• Task instructions
Search the material for the word "الله" and copy each line that holds it.

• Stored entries
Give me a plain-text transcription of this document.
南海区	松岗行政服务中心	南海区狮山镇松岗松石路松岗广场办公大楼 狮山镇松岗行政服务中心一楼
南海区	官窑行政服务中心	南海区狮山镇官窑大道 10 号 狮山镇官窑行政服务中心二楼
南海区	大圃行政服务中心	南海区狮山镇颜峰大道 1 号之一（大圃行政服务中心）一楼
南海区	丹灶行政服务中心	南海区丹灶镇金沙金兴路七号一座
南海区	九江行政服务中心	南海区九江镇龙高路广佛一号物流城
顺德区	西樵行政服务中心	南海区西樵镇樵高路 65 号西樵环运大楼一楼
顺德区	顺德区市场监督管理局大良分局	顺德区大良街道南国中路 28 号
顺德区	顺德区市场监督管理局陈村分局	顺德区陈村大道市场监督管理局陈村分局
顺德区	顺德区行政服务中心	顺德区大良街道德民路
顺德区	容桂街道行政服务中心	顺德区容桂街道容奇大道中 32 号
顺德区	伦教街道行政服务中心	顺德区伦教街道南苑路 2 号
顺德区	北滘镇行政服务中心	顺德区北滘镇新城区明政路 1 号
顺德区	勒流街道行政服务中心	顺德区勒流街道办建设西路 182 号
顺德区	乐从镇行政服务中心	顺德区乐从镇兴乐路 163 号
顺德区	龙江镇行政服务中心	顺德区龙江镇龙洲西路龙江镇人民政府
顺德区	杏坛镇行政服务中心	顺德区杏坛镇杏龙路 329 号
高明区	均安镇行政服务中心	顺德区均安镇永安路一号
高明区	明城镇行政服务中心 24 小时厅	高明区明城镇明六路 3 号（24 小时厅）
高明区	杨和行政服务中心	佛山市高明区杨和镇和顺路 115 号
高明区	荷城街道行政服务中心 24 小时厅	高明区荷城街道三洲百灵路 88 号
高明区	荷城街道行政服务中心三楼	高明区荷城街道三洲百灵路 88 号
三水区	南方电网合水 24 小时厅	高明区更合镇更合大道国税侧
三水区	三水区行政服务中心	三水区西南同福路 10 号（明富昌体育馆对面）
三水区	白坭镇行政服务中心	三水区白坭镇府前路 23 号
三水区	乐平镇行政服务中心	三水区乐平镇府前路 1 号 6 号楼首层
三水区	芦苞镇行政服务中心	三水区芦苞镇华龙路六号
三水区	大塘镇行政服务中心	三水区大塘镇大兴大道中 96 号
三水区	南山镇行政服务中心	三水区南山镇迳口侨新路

--

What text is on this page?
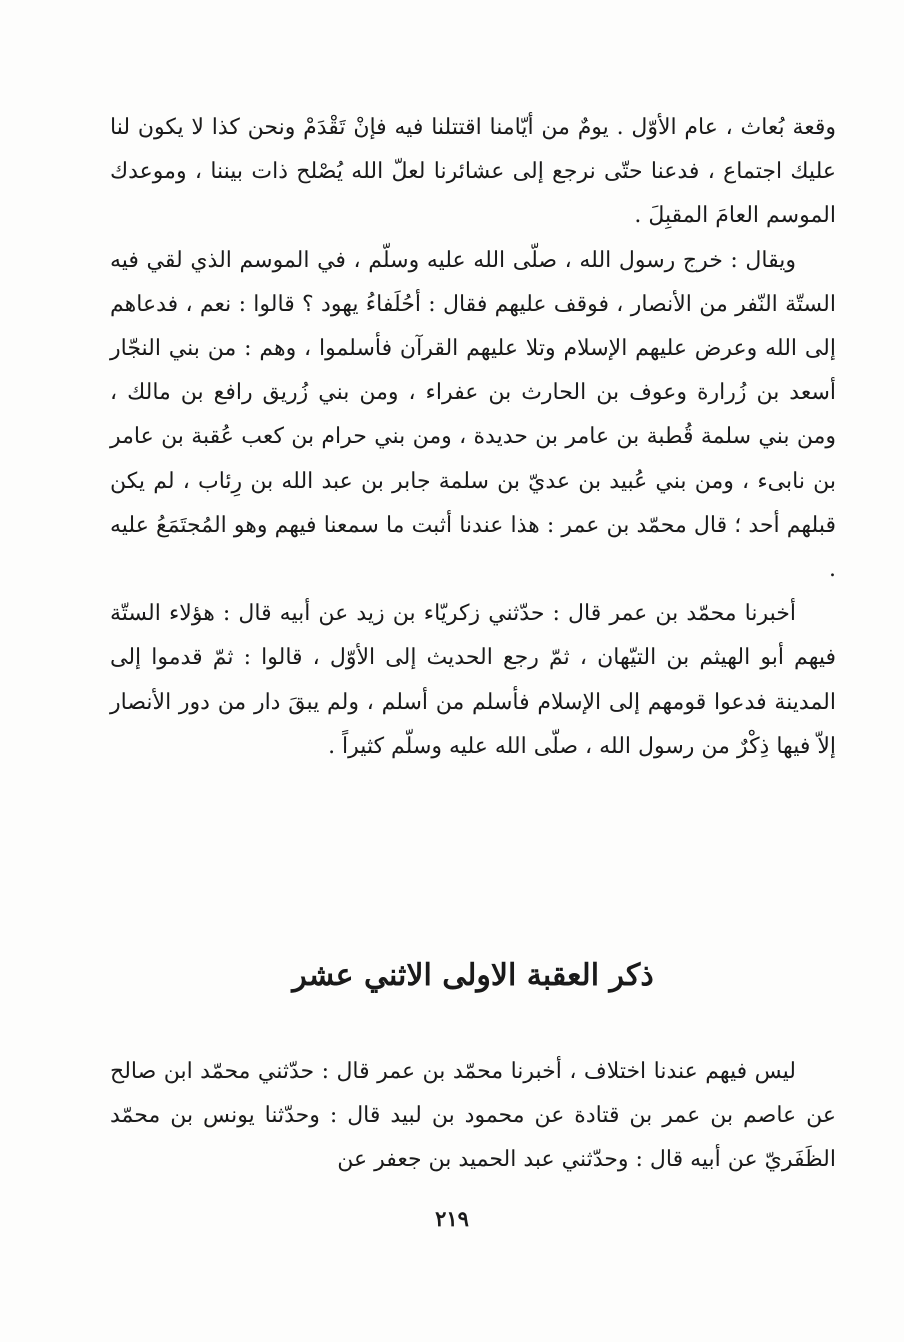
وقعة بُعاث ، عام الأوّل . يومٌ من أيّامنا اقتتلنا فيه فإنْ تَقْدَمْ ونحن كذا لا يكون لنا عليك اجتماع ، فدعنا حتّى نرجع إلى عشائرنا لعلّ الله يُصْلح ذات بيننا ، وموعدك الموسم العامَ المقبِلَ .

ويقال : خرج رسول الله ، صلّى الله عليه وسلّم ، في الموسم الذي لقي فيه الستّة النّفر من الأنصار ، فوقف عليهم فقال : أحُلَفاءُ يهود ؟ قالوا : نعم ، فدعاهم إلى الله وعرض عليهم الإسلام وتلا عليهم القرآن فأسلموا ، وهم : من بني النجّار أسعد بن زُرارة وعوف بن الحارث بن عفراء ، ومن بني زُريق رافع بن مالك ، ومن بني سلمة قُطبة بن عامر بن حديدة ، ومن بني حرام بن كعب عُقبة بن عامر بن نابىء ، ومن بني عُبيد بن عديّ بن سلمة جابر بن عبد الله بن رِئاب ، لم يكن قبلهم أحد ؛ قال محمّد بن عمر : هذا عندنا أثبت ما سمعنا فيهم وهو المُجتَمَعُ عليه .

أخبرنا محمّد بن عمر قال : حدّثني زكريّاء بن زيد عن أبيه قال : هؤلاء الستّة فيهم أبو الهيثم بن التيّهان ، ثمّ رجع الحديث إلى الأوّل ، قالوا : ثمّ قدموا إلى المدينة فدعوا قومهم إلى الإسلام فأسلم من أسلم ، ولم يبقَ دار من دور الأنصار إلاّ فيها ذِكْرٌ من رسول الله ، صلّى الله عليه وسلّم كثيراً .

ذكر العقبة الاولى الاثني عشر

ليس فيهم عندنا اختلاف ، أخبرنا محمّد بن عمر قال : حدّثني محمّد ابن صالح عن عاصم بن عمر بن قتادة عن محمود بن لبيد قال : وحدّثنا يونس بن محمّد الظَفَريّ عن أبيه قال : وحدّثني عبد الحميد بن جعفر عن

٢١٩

==

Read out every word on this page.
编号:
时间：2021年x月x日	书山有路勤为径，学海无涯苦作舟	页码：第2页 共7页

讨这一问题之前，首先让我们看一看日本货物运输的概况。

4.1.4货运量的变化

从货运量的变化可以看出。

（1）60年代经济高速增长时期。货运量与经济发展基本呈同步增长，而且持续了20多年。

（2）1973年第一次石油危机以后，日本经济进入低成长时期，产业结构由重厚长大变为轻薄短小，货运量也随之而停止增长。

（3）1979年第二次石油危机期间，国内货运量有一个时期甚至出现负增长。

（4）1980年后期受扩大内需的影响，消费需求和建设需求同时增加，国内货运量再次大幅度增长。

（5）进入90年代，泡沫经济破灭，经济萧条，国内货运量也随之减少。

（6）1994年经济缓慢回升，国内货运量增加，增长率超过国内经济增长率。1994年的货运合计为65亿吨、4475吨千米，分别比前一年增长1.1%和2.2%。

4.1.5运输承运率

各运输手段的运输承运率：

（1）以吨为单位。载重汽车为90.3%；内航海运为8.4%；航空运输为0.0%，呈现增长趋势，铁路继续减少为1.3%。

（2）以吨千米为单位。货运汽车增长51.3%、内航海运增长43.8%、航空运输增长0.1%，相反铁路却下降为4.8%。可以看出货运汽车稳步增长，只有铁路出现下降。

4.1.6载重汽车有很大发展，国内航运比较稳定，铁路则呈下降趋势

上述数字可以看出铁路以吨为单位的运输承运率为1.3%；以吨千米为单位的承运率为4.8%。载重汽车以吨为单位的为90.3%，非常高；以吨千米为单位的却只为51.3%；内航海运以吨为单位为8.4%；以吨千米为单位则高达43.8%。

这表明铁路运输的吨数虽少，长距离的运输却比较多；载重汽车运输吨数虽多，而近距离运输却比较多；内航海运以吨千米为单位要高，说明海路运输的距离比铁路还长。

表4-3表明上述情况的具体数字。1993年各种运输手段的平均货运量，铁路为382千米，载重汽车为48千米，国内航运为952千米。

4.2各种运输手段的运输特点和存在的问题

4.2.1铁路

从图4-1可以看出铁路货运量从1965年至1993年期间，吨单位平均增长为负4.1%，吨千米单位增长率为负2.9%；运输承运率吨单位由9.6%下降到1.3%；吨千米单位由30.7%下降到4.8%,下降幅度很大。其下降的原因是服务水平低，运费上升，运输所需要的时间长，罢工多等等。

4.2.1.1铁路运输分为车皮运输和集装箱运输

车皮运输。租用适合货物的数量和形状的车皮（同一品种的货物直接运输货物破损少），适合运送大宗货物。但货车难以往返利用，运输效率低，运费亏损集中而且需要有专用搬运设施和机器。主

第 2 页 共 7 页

• Answer
وقعة بُعاث ، عام الأوّل . يومٌ من أيّامنا اقتتلنا فيه فإنْ تَقْدَمْ ونحن كذا لا يكون لنا عليك اجتماع ، فدعنا حتّى نرجع إلى عشائرنا لعلّ الله يُصْلح ذات بيننا ، وموعدك الموسم العامَ المقبِلَ .
ويقال : خرج رسول الله ، صلّى الله عليه وسلّم ، في الموسم الذي لقي فيه الستّة النّفر من الأنصار ، فوقف عليهم فقال : أحُلَفاءُ يهود ؟ قالوا : نعم ، فدعاهم إلى الله وعرض عليهم الإسلام وتلا عليهم القرآن فأسلموا ، وهم : من بني النجّار أسعد بن زُرارة وعوف بن الحارث بن عفراء ، ومن بني زُريق رافع بن مالك ، ومن بني سلمة قُطبة بن عامر بن حديدة ، ومن بني حرام بن كعب عُقبة بن عامر بن نابىء ، ومن بني عُبيد بن عديّ بن سلمة جابر بن عبد الله بن رِئاب ، لم يكن قبلهم أحد ؛ قال محمّد بن عمر : هذا عندنا أثبت ما سمعنا فيهم وهو المُجتَمَعُ عليه .
أخبرنا محمّد بن عمر قال : حدّثني زكريّاء بن زيد عن أبيه قال : هؤلاء الستّة فيهم أبو الهيثم بن التيّهان ، ثمّ رجع الحديث إلى الأوّل ، قالوا : ثمّ قدموا إلى المدينة فدعوا قومهم إلى الإسلام فأسلم من أسلم ، ولم يبقَ دار من دور الأنصار إلاّ فيها ذِكْرٌ من رسول الله ، صلّى الله عليه وسلّم كثيراً .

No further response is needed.